» **TASK BRIEF**
Write out each entry again. Keep every word exactly as it is.

|---|

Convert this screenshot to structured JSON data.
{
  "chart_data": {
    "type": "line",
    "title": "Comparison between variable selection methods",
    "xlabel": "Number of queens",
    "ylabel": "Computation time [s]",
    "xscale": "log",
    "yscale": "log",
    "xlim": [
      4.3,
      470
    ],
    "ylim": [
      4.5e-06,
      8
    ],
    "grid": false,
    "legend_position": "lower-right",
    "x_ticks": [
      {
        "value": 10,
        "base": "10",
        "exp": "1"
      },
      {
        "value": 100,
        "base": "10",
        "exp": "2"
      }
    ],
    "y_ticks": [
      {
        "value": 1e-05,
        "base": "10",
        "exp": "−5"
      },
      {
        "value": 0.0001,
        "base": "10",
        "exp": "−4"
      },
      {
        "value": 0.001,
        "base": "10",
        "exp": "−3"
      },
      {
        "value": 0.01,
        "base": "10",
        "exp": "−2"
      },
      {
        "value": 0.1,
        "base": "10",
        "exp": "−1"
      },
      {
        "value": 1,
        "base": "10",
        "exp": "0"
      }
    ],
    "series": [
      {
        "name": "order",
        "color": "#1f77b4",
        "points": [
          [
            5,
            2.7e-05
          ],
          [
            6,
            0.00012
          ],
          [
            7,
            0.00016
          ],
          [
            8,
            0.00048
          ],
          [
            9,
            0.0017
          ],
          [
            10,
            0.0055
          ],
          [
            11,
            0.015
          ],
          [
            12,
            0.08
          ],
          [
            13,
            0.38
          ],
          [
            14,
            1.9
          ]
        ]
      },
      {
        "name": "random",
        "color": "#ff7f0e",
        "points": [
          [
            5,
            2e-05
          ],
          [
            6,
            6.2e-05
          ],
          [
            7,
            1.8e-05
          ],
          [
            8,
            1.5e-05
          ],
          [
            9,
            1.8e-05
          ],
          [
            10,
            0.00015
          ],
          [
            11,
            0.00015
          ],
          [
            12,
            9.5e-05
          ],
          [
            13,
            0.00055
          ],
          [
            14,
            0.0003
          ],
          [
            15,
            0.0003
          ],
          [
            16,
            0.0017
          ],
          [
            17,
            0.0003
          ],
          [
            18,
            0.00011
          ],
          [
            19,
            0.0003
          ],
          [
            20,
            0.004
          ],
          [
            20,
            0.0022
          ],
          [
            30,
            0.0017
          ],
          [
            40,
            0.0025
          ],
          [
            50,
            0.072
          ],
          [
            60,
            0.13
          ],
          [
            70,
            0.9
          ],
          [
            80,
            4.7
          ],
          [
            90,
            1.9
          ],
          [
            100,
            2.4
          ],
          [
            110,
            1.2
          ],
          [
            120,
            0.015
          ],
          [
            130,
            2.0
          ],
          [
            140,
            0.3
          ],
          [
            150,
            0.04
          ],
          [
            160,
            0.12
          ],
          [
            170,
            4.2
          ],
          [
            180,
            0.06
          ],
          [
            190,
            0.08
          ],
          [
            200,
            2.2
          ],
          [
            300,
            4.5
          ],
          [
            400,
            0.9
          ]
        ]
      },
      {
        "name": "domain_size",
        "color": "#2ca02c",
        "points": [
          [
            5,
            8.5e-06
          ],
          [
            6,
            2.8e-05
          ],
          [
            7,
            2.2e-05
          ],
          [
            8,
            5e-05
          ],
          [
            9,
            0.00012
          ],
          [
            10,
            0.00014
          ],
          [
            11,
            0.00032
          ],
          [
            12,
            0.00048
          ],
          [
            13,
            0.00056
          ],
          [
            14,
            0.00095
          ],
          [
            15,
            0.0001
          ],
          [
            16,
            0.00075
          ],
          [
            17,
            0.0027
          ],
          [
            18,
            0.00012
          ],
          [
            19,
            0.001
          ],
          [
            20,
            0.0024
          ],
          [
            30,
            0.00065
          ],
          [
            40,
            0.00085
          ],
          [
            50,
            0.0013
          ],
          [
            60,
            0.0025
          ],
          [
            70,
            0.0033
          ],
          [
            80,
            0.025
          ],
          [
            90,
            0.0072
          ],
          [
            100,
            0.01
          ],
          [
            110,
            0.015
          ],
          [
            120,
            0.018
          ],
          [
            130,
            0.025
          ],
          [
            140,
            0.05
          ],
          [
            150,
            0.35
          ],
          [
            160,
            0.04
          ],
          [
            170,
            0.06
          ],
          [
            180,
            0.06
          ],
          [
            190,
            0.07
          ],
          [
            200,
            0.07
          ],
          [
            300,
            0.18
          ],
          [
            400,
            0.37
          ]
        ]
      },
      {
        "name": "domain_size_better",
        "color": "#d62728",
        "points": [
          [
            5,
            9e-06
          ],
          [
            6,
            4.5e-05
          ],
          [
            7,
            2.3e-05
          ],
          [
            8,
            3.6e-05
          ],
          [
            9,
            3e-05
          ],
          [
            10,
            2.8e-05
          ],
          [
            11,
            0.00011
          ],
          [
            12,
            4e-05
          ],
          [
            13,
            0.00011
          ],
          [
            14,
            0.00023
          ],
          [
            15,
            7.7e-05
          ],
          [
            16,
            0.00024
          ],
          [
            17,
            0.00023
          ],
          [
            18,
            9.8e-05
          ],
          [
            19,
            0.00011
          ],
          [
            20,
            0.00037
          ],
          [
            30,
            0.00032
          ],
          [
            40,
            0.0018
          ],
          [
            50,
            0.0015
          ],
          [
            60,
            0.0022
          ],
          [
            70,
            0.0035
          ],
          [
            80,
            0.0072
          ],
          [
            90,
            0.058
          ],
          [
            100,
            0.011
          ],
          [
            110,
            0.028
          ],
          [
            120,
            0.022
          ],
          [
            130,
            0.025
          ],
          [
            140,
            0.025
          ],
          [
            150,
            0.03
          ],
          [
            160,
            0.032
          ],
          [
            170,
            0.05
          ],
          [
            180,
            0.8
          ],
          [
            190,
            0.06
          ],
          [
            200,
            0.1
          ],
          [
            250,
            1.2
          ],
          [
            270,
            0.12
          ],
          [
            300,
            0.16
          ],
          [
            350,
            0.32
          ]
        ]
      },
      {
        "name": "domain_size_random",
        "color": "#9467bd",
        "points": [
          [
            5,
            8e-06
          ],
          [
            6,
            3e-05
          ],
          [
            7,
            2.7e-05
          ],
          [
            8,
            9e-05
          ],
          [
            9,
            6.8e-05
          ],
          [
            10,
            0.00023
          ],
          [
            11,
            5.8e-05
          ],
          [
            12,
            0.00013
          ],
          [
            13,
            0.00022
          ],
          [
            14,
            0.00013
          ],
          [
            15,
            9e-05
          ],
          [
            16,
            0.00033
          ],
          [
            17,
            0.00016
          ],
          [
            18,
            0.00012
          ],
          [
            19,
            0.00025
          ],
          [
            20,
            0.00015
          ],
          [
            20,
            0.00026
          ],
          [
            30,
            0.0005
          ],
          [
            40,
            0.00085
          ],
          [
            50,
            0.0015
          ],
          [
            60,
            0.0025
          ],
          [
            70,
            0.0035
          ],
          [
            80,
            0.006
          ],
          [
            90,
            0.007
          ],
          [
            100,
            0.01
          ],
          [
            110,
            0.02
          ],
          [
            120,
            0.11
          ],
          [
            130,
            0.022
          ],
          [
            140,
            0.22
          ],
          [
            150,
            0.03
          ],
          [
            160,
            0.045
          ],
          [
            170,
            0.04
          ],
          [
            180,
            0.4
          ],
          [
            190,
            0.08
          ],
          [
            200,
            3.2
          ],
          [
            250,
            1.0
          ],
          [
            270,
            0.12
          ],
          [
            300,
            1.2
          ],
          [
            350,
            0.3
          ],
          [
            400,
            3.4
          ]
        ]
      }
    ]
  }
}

|---|

» **EXPECTED ANSWER**
Convert this screenshot to structured JSON data.
{
  "chart_data": {
    "type": "line",
    "title": "Comparison between variable selection methods",
    "xlabel": "Number of queens",
    "ylabel": "Computation time [s]",
    "xscale": "log",
    "yscale": "log",
    "xlim": [
      4.3,
      470
    ],
    "ylim": [
      4.5e-06,
      8
    ],
    "grid": false,
    "legend_position": "lower-right",
    "x_ticks": [
      {
        "value": 10,
        "base": "10",
        "exp": "1"
      },
      {
        "value": 100,
        "base": "10",
        "exp": "2"
      }
    ],
    "y_ticks": [
      {
        "value": 1e-05,
        "base": "10",
        "exp": "−5"
      },
      {
        "value": 0.0001,
        "base": "10",
        "exp": "−4"
      },
      {
        "value": 0.001,
        "base": "10",
        "exp": "−3"
      },
      {
        "value": 0.01,
        "base": "10",
        "exp": "−2"
      },
      {
        "value": 0.1,
        "base": "10",
        "exp": "−1"
      },
      {
        "value": 1,
        "base": "10",
        "exp": "0"
      }
    ],
    "series": [
      {
        "name": "order",
        "color": "#1f77b4",
        "points": [
          [
            5,
            2.7e-05
          ],
          [
            6,
            0.00012
          ],
          [
            7,
            0.00016
          ],
          [
            8,
            0.00048
          ],
          [
            9,
            0.0017
          ],
          [
            10,
            0.0055
          ],
          [
            11,
            0.015
          ],
          [
            12,
            0.08
          ],
          [
            13,
            0.38
          ],
          [
            14,
            1.9
          ]
        ]
      },
      {
        "name": "random",
        "color": "#ff7f0e",
        "points": [
          [
            5,
            2e-05
          ],
          [
            6,
            6.2e-05
          ],
          [
            7,
            1.8e-05
          ],
          [
            8,
            1.5e-05
          ],
          [
            9,
            1.8e-05
          ],
          [
            10,
            0.00015
          ],
          [
            11,
            0.00015
          ],
          [
            12,
            9.5e-05
          ],
          [
            13,
            0.00055
          ],
          [
            14,
            0.0003
          ],
          [
            15,
            0.0003
          ],
          [
            16,
            0.0017
          ],
          [
            17,
            0.0003
          ],
          [
            18,
            0.00011
          ],
          [
            19,
            0.0003
          ],
          [
            20,
            0.004
          ],
          [
            20,
            0.0022
          ],
          [
            30,
            0.0017
          ],
          [
            40,
            0.0025
          ],
          [
            50,
            0.072
          ],
          [
            60,
            0.13
          ],
          [
            70,
            0.9
          ],
          [
            80,
            4.7
          ],
          [
            90,
            1.9
          ],
          [
            100,
            2.4
          ],
          [
            110,
            1.2
          ],
          [
            120,
            0.015
          ],
          [
            130,
            2.0
          ],
          [
            140,
            0.3
          ],
          [
            150,
            0.04
          ],
          [
            160,
            0.12
          ],
          [
            170,
            4.2
          ],
          [
            180,
            0.06
          ],
          [
            190,
            0.08
          ],
          [
            200,
            2.2
          ],
          [
            300,
            4.5
          ],
          [
            400,
            0.9
          ]
        ]
      },
      {
        "name": "domain_size",
        "color": "#2ca02c",
        "points": [
          [
            5,
            8.5e-06
          ],
          [
            6,
            2.8e-05
          ],
          [
            7,
            2.2e-05
          ],
          [
            8,
            5e-05
          ],
          [
            9,
            0.00012
          ],
          [
            10,
            0.00014
          ],
          [
            11,
            0.00032
          ],
          [
            12,
            0.00048
          ],
          [
            13,
            0.00056
          ],
          [
            14,
            0.00095
          ],
          [
            15,
            0.0001
          ],
          [
            16,
            0.00075
          ],
          [
            17,
            0.0027
          ],
          [
            18,
            0.00012
          ],
          [
            19,
            0.001
          ],
          [
            20,
            0.0024
          ],
          [
            30,
            0.00065
          ],
          [
            40,
            0.00085
          ],
          [
            50,
            0.0013
          ],
          [
            60,
            0.0025
          ],
          [
            70,
            0.0033
          ],
          [
            80,
            0.025
          ],
          [
            90,
            0.0072
          ],
          [
            100,
            0.01
          ],
          [
            110,
            0.015
          ],
          [
            120,
            0.018
          ],
          [
            130,
            0.025
          ],
          [
            140,
            0.05
          ],
          [
            150,
            0.35
          ],
          [
            160,
            0.04
          ],
          [
            170,
            0.06
          ],
          [
            180,
            0.06
          ],
          [
            190,
            0.07
          ],
          [
            200,
            0.07
          ],
          [
            300,
            0.18
          ],
          [
            400,
            0.37
          ]
        ]
      },
      {
        "name": "domain_size_better",
        "color": "#d62728",
        "points": [
          [
            5,
            9e-06
          ],
          [
            6,
            4.5e-05
          ],
          [
            7,
            2.3e-05
          ],
          [
            8,
            3.6e-05
          ],
          [
            9,
            3e-05
          ],
          [
            10,
            2.8e-05
          ],
          [
            11,
            0.00011
          ],
          [
            12,
            4e-05
          ],
          [
            13,
            0.00011
          ],
          [
            14,
            0.00023
          ],
          [
            15,
            7.7e-05
          ],
          [
            16,
            0.00024
          ],
          [
            17,
            0.00023
          ],
          [
            18,
            9.8e-05
          ],
          [
            19,
            0.00011
          ],
          [
            20,
            0.00037
          ],
          [
            30,
            0.00032
          ],
          [
            40,
            0.0018
          ],
          [
            50,
            0.0015
          ],
          [
            60,
            0.0022
          ],
          [
            70,
            0.0035
          ],
          [
            80,
            0.0072
          ],
          [
            90,
            0.058
          ],
          [
            100,
            0.011
          ],
          [
            110,
            0.028
          ],
          [
            120,
            0.022
          ],
          [
            130,
            0.025
          ],
          [
            140,
            0.025
          ],
          [
            150,
            0.03
          ],
          [
            160,
            0.032
          ],
          [
            170,
            0.05
          ],
          [
            180,
            0.8
          ],
          [
            190,
            0.06
          ],
          [
            200,
            0.1
          ],
          [
            250,
            1.2
          ],
          [
            270,
            0.12
          ],
          [
            300,
            0.16
          ],
          [
            350,
            0.32
          ]
        ]
      },
      {
        "name": "domain_size_random",
        "color": "#9467bd",
        "points": [
          [
            5,
            8e-06
          ],
          [
            6,
            3e-05
          ],
          [
            7,
            2.7e-05
          ],
          [
            8,
            9e-05
          ],
          [
            9,
            6.8e-05
          ],
          [
            10,
            0.00023
          ],
          [
            11,
            5.8e-05
          ],
          [
            12,
            0.00013
          ],
          [
            13,
            0.00022
          ],
          [
            14,
            0.00013
          ],
          [
            15,
            9e-05
          ],
          [
            16,
            0.00033
          ],
          [
            17,
            0.00016
          ],
          [
            18,
            0.00012
          ],
          [
            19,
            0.00025
          ],
          [
            20,
            0.00015
          ],
          [
            20,
            0.00026
          ],
          [
            30,
            0.0005
          ],
          [
            40,
            0.00085
          ],
          [
            50,
            0.0015
          ],
          [
            60,
            0.0025
          ],
          [
            70,
            0.0035
          ],
          [
            80,
            0.006
          ],
          [
            90,
            0.007
          ],
          [
            100,
            0.01
          ],
          [
            110,
            0.02
          ],
          [
            120,
            0.11
          ],
          [
            130,
            0.022
          ],
          [
            140,
            0.22
          ],
          [
            150,
            0.03
          ],
          [
            160,
            0.045
          ],
          [
            170,
            0.04
          ],
          [
            180,
            0.4
          ],
          [
            190,
            0.08
          ],
          [
            200,
            3.2
          ],
          [
            250,
            1.0
          ],
          [
            270,
            0.12
          ],
          [
            300,
            1.2
          ],
          [
            350,
            0.3
          ],
          [
            400,
            3.4
          ]
        ]
      }
    ]
  }
}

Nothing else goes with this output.